> DOCUMENT EXCERPT:
I mean, who does that? Right?

You know – with any level of success.

Sure – we all know folks who make “their own Ranch” – but the taste? Um, yeah… Not so yummy.

Are you a Ranch snob like me?

You don’t want it watery or super milky, or overwhelmed by one spice or another? But every recipe you try comes out – well – gross.

For a while I was buying the packet of mix on the shelf – yes, it was expensive, but it beat the barfy stuff on most shelves nowadays that have that overwhelming chemical-y smell and taste. But dang – it nearly killed me to fork out $2 to $3 for that little envelope of spices to mix up the Ranch I wanted.

I mean – cause if we’re gonna be honest here – I’m a cheap-o at heart.

And a bit of a food snob, too.

I can admit it.

I want good food.

Affordably.

So sue me.

And maybe the whole Ranch conundrum wouldn’t have been such a big deal if I didn’t have this rip-roaring addiction to it going on. I was using the packet of dry mix to make salad dressing AND dip – weekly. And that added up to WAY too much pocket change.

So – me being me – I started experimenting.

Does your experimenting start here, too?

Okay – it’s true!

I have a love affair going on with the bulk foods section of a couple of my local grocery stores. What I can’t find at WinCo I can for sure find at New Season’s – gosh, I love that they’re just a stone’s throw from one another!

I can also admit there were some results on the road to yumminess that certainly deserved to be forgotten.

However, what really matters is that we have a winner, ladies and gentlemen – and it’s FABULOUS, and AFFORDABLE, and EASY to do. Well, and good for you, too.

Pepper Ranch Salad Dressing Mix (ßclick on hyperlink to download PDF of recipe)

Ingredients
2 Tablespoons Black Pepper, Finely Ground
2 Tablespoons Black Pepper, Coarsely Ground
1.5 cups Dried Parsley Flakes
1/2 cup Garlic Salt
2 Tablespoons Kosher Salt
1/4 cup Granulated Garlic
3/4 cup Granulated Onion
2 Tablespoons Dill Weed
2 Tablespoons Celery Salt
  1. Add all ingredients to a Quart Sized canning jar. Shake until thoroughly mixed together. Store in airtight container.

Yield: about 4 cups of dry mix.

> DATA ROWS:
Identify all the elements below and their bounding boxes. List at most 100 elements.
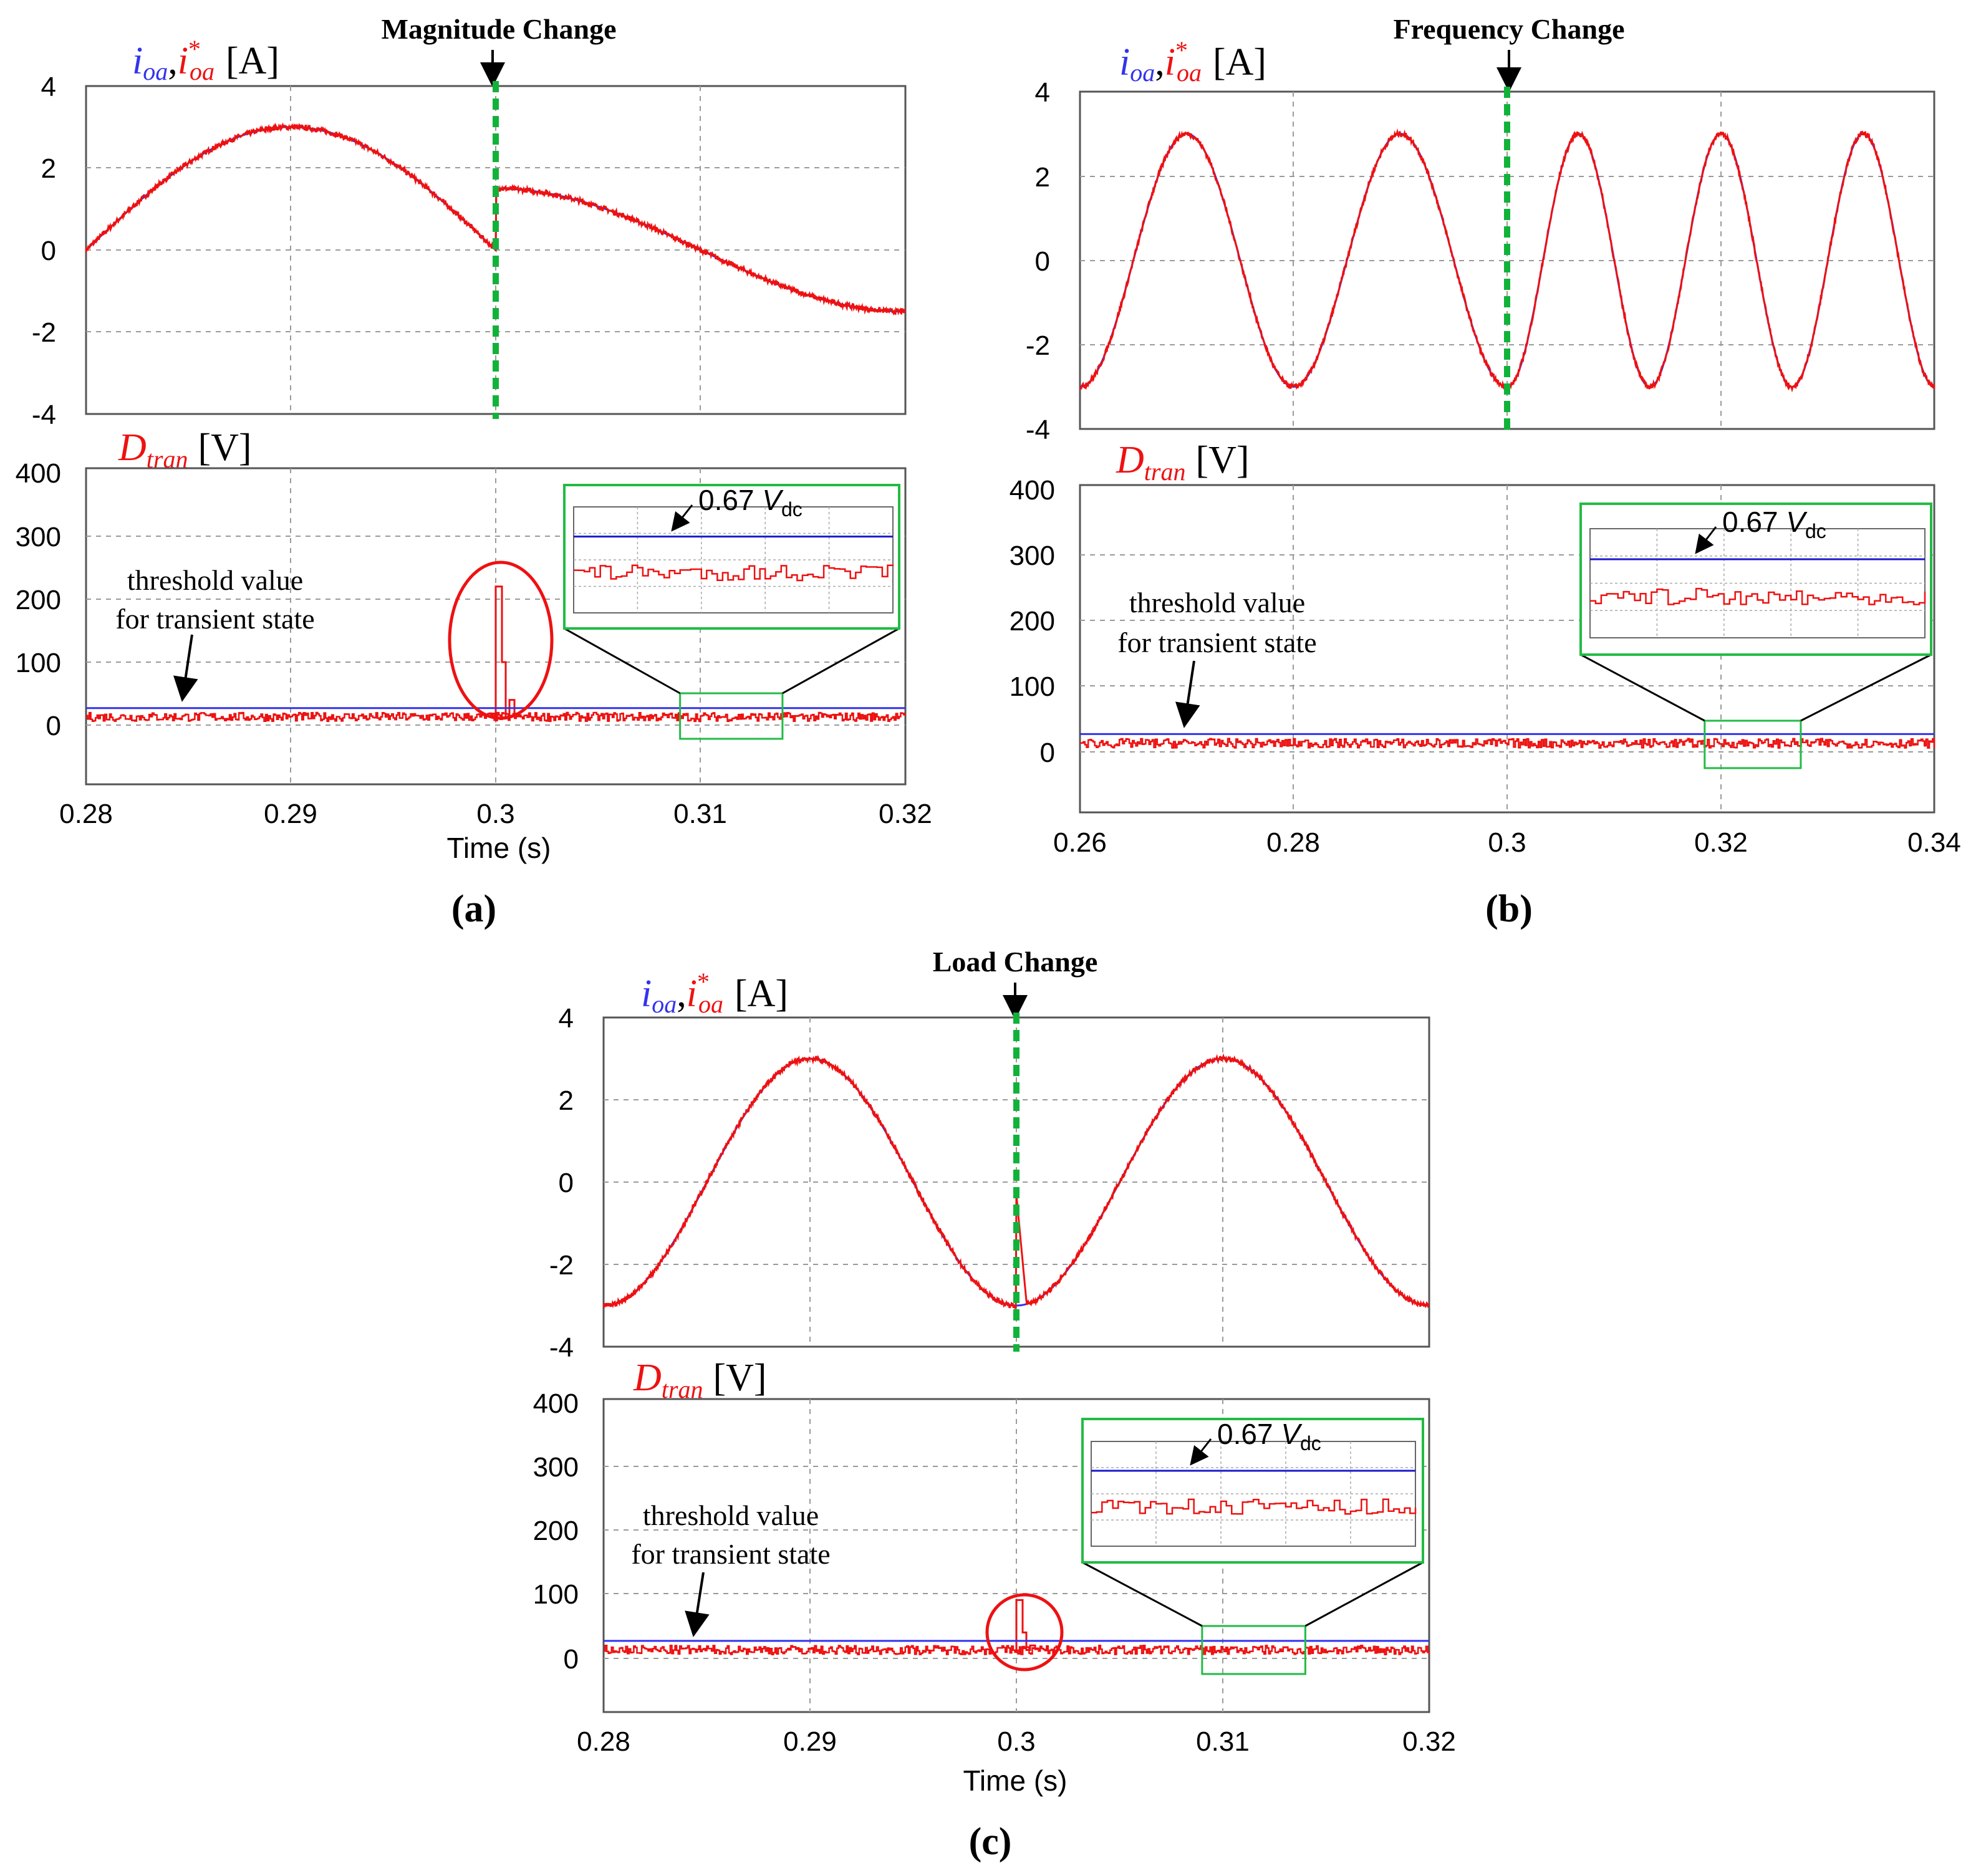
zoom-connector [1580,653,1705,722]
panel-b: Frequency Change ioa,i* oa [A] 4 2 0 -2 -4 Dtr… [1010,13,1961,930]
current-axis-label: ioa,i* oa [A] [132,35,279,85]
y-tick-label: -2 [549,1250,574,1281]
x-axis-label: Time (s) [447,832,551,864]
inset-dtran-series [574,564,894,582]
x-tick-label: 0.28 [577,1726,630,1757]
dtran-spike [494,585,516,718]
current-axis-label: ioa,i* oa [A] [641,968,788,1018]
inset-dtran-series [1091,1498,1417,1515]
annotation-arrow [1175,660,1200,728]
y-tick-label: 4 [559,1003,574,1034]
x-tick-label: 0.31 [1196,1726,1250,1757]
panel-c: Load Change ioa,i* oa [A] 4 2 0 -2 -4 Dtran [V]… [533,946,1456,1863]
zoom-connector [1082,1561,1203,1627]
vdc-label: 0.67 Vdc [698,484,803,521]
current-plot: 4 2 0 -2 -4 [549,1003,1430,1363]
zoom-window [679,692,784,740]
x-tick-label: 0.31 [673,799,727,829]
x-tick-label: 0.3 [476,799,514,829]
y-tick-label: 400 [533,1388,579,1419]
current-plot: 4 2 0 -2 -4 [1026,77,1935,445]
x-tick-label: 0.32 [879,799,932,829]
threshold-annotation-line1: threshold value [127,564,303,596]
y-tick-label: 200 [533,1516,579,1546]
dtran-series [86,711,907,723]
y-tick-label: 400 [16,458,61,489]
y-tick-label: 2 [1035,162,1050,193]
zoom-inset [1579,503,1932,769]
zoom-connector [564,627,681,695]
dtran-axis-label: Dtran [V] [118,426,252,473]
x-tick-label: 0.28 [59,799,113,829]
x-tick-label: 0.32 [1402,1726,1456,1757]
y-tick-label: 0 [46,711,61,741]
y-tick-label: 2 [41,153,56,184]
zoom-connector [1304,1561,1424,1627]
zoom-inset [563,484,900,740]
y-tick-label: -4 [549,1332,574,1363]
threshold-annotation-line2: for transient state [1117,627,1316,658]
y-tick-label: 100 [533,1579,579,1610]
annotation-arrow [685,1572,710,1637]
x-axis-label: Time (s) [963,1764,1068,1797]
y-tick-label: 0 [564,1644,579,1675]
event-title: Load Change [933,946,1098,978]
vdc-arrow [1695,526,1717,554]
y-tick-label: -4 [32,400,56,430]
panel-a: Magnitude Change ioa,i* oa [A] 4 2 0 -2 -4 Dtr… [16,13,932,930]
zoom-inset [1081,1418,1424,1675]
y-tick-label: 200 [1010,606,1055,637]
y-tick-label: 100 [16,648,61,678]
panel-label: (a) [451,888,496,930]
panel-label: (b) [1485,888,1533,930]
y-tick-label: 0 [1035,246,1050,277]
series-istar-_oa [85,122,906,316]
current-plot: 4 2 0 -2 -4 [32,72,907,430]
dtran-series [604,1644,1430,1655]
y-tick-label: -2 [1026,330,1050,361]
vdc-label: 0.67 Vdc [1217,1418,1321,1455]
threshold-annotation-line1: threshold value [643,1499,819,1531]
x-tick-label: 0.34 [1907,827,1961,858]
event-title: Magnitude Change [382,13,617,45]
dtran-axis-label: Dtran [V] [1116,439,1250,486]
x-tick-label: 0.3 [997,1726,1035,1757]
x-tick-label: 0.29 [783,1726,837,1757]
y-tick-label: -2 [32,317,56,348]
y-tick-label: 300 [16,522,61,552]
y-tick-label: 400 [1010,475,1055,506]
inset-dtran-series [1590,587,1926,605]
y-tick-label: 200 [16,585,61,615]
zoom-connector [782,627,900,695]
y-tick-label: -4 [1026,415,1050,445]
transient-highlight-circle [985,1593,1064,1672]
vdc-arrow [1190,1438,1212,1466]
y-tick-label: 4 [1035,77,1050,108]
annotation-arrow [173,634,198,702]
y-tick-label: 100 [1010,671,1055,702]
y-tick-label: 4 [41,72,56,102]
transient-highlight-circle [448,560,554,720]
dtran-axis-label: Dtran [V] [633,1357,767,1403]
y-tick-label: 300 [1010,541,1055,571]
threshold-annotation-line2: for transient state [115,603,314,635]
y-tick-label: 0 [41,236,56,266]
x-tick-label: 0.26 [1053,827,1107,858]
x-tick-label: 0.29 [264,799,317,829]
x-tick-label: 0.32 [1694,827,1748,858]
x-tick-label: 0.28 [1266,827,1320,858]
vdc-arrow [671,504,693,532]
panel-label: (c) [969,1821,1012,1863]
y-tick-label: 300 [533,1452,579,1483]
y-tick-label: 0 [559,1168,574,1198]
dtran-series [1080,738,1935,749]
zoom-window [1201,1625,1306,1675]
x-tick-label: 0.3 [1488,827,1526,858]
zoom-window [1704,719,1802,769]
threshold-annotation-line2: for transient state [631,1538,830,1570]
threshold-annotation-line1: threshold value [1129,587,1305,618]
event-title: Frequency Change [1394,13,1625,45]
vdc-label: 0.67 Vdc [1722,506,1826,542]
y-tick-label: 2 [559,1085,574,1116]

> INSTRUCTION:
Translate this sentence from the homemade ranch mix post into Spanish: "Add all ingredients to a Quart Sized canning jar."

> SOLUTION TO THIS PROBLEM:
Agrega todos los ingredientes a un frasco de conservas de un cuarto de galón.